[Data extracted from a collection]
>>>>>

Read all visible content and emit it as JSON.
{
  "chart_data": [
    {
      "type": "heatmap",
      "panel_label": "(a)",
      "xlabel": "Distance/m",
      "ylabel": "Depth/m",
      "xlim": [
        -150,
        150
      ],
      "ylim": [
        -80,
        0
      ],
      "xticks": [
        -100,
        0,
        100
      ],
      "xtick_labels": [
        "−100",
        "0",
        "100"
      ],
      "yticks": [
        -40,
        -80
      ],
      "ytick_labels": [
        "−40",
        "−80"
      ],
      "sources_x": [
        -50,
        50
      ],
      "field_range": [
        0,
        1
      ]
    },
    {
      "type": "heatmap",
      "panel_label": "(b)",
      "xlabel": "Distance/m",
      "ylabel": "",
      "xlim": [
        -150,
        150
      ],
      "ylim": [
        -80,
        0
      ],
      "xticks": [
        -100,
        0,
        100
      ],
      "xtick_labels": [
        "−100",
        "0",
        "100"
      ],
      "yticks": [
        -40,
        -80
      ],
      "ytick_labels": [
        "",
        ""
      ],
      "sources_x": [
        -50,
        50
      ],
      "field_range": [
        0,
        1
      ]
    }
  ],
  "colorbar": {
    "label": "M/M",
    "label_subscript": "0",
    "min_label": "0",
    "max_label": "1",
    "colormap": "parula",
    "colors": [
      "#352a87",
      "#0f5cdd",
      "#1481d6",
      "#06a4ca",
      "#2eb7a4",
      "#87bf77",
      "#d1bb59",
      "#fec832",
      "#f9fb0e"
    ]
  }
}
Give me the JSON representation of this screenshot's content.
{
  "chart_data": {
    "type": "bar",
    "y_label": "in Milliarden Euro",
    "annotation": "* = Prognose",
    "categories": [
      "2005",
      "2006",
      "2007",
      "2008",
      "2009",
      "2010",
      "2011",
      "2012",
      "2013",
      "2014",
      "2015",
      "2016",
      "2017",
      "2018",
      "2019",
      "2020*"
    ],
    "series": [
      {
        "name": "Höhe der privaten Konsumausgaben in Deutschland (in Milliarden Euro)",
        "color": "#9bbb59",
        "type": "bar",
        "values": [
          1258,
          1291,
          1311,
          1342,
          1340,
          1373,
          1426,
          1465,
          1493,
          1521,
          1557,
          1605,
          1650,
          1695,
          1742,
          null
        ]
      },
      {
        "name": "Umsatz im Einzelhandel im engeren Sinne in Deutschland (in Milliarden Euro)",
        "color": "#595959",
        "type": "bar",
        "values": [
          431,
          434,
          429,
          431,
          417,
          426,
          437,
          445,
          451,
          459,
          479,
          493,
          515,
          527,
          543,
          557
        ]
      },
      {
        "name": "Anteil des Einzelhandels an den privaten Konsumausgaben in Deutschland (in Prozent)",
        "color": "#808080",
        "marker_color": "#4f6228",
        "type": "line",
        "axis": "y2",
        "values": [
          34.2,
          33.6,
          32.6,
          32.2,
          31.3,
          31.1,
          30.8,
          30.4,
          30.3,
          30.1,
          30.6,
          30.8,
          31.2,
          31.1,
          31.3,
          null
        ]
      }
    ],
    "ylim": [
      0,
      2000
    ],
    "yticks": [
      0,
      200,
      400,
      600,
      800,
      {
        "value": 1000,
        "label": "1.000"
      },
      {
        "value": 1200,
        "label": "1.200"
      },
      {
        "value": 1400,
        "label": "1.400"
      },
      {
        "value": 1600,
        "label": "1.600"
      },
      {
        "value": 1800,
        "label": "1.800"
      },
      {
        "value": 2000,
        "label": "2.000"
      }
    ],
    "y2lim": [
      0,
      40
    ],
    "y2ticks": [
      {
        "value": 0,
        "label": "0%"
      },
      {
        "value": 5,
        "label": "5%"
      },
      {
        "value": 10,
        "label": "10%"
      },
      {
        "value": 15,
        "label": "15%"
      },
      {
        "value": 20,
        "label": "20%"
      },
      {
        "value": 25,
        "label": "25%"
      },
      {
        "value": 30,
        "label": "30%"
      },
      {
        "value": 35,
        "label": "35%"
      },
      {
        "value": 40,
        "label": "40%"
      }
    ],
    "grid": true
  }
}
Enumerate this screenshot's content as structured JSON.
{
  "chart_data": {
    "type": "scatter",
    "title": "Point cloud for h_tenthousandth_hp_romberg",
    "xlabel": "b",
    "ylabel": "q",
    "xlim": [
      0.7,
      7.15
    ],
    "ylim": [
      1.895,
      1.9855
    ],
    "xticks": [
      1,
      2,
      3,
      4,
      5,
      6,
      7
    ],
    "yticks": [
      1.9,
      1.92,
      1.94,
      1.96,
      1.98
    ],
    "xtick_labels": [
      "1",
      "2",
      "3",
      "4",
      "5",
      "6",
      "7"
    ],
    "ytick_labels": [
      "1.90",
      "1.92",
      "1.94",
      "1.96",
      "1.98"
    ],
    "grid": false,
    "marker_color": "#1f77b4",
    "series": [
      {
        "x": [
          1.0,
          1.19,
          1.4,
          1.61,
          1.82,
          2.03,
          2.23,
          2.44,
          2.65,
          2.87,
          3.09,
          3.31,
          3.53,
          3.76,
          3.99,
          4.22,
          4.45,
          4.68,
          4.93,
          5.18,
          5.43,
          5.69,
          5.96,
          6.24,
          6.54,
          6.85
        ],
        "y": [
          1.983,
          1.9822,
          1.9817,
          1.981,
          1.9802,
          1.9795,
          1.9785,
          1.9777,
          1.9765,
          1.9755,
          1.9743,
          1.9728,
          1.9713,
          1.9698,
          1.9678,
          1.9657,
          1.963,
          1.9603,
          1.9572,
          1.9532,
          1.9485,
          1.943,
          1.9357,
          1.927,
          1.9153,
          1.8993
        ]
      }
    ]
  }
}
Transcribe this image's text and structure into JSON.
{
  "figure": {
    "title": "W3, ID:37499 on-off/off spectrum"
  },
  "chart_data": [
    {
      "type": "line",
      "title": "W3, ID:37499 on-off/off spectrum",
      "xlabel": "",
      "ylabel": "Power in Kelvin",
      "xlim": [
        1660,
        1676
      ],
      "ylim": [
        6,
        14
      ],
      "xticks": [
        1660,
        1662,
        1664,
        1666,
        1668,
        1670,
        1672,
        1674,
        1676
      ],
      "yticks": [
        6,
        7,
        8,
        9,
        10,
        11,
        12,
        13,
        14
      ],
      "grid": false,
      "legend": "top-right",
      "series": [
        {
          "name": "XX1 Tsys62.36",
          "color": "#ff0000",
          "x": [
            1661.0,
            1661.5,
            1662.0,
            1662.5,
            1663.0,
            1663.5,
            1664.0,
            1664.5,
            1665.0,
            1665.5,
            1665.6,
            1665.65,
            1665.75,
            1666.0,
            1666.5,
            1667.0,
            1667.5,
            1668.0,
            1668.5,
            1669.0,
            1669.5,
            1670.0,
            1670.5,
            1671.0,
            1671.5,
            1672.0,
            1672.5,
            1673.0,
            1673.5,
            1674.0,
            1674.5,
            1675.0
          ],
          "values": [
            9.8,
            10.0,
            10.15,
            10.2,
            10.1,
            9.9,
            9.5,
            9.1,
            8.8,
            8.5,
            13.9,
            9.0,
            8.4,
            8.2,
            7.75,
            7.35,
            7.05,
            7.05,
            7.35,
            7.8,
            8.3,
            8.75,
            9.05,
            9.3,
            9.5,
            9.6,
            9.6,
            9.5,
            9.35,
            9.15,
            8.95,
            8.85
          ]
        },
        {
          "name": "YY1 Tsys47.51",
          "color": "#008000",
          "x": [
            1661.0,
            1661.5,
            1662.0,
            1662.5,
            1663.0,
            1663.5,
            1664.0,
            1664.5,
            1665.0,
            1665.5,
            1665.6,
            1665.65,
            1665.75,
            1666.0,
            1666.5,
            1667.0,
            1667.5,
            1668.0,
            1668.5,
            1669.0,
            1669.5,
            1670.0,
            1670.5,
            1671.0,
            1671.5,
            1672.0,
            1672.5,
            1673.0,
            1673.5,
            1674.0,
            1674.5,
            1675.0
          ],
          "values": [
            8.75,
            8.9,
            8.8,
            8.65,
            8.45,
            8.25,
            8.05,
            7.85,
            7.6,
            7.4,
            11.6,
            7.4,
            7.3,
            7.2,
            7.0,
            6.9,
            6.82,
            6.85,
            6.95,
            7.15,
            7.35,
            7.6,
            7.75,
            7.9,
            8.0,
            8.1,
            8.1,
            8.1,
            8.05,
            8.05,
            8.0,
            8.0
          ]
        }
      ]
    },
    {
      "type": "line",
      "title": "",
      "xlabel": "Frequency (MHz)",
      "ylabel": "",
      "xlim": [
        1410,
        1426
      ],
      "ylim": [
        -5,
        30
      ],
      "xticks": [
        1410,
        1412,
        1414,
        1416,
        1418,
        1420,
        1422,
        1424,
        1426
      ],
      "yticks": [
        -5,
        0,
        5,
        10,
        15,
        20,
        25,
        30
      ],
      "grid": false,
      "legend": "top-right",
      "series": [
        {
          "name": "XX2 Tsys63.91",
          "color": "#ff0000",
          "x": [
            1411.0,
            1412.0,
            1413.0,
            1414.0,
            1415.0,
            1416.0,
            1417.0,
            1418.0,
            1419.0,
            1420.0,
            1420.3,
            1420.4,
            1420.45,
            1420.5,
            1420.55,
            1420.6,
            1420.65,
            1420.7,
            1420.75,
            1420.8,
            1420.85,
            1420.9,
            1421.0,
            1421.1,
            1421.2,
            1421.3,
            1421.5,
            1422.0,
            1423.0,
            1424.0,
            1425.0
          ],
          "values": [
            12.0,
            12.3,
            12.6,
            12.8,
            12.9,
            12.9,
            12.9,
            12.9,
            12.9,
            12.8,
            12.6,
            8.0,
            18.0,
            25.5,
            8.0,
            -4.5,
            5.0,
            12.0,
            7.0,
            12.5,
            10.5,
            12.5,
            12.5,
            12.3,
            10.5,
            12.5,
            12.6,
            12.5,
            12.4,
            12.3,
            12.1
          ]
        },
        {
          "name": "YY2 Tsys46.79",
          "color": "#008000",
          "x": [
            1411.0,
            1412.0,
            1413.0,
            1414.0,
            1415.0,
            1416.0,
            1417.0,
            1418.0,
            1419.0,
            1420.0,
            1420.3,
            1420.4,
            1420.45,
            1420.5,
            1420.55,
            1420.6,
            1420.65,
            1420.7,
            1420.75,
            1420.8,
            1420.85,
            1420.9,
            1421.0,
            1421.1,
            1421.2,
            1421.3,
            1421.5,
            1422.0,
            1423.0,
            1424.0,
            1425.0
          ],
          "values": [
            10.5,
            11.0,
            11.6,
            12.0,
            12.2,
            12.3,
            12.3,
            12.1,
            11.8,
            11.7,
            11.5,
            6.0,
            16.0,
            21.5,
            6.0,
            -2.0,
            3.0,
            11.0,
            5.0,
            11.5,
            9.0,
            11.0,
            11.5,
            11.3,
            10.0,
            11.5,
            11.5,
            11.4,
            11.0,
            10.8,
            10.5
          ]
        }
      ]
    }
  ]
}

<<<<<

From the listing above, collect each line in which the string "content" appears.

Read all visible content and emit it as JSON.
Give me the JSON representation of this screenshot's content.
Enumerate this screenshot's content as structured JSON.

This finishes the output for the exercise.